■ TO BE DONE ■
Search the material for "this" and show all lines that contain it.

────────

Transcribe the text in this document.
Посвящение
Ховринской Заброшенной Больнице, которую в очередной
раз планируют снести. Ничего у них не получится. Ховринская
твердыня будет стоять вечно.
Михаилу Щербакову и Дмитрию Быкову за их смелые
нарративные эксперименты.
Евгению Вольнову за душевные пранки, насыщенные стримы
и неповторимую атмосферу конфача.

────────

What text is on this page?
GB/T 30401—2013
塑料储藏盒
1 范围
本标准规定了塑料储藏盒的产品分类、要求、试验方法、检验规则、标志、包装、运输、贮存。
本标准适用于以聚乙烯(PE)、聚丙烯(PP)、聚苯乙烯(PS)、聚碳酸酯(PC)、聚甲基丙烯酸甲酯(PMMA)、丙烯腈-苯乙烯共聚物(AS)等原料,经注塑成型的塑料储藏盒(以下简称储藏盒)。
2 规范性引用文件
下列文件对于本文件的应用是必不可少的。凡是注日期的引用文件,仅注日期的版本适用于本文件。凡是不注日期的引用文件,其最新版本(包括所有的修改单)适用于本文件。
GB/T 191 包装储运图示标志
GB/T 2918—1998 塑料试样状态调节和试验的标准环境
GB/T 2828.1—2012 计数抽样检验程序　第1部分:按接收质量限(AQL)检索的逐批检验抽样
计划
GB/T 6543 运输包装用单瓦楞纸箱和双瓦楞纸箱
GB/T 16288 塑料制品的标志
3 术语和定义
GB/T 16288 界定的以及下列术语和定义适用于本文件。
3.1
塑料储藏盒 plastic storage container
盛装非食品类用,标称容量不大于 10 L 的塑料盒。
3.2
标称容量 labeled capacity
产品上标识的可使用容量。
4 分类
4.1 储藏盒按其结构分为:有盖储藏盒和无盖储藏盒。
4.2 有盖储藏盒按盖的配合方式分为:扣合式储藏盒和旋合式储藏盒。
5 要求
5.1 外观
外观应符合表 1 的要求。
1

────────

■ TASK RESULT ■
Transcribe the text in this document.
What text is on this page?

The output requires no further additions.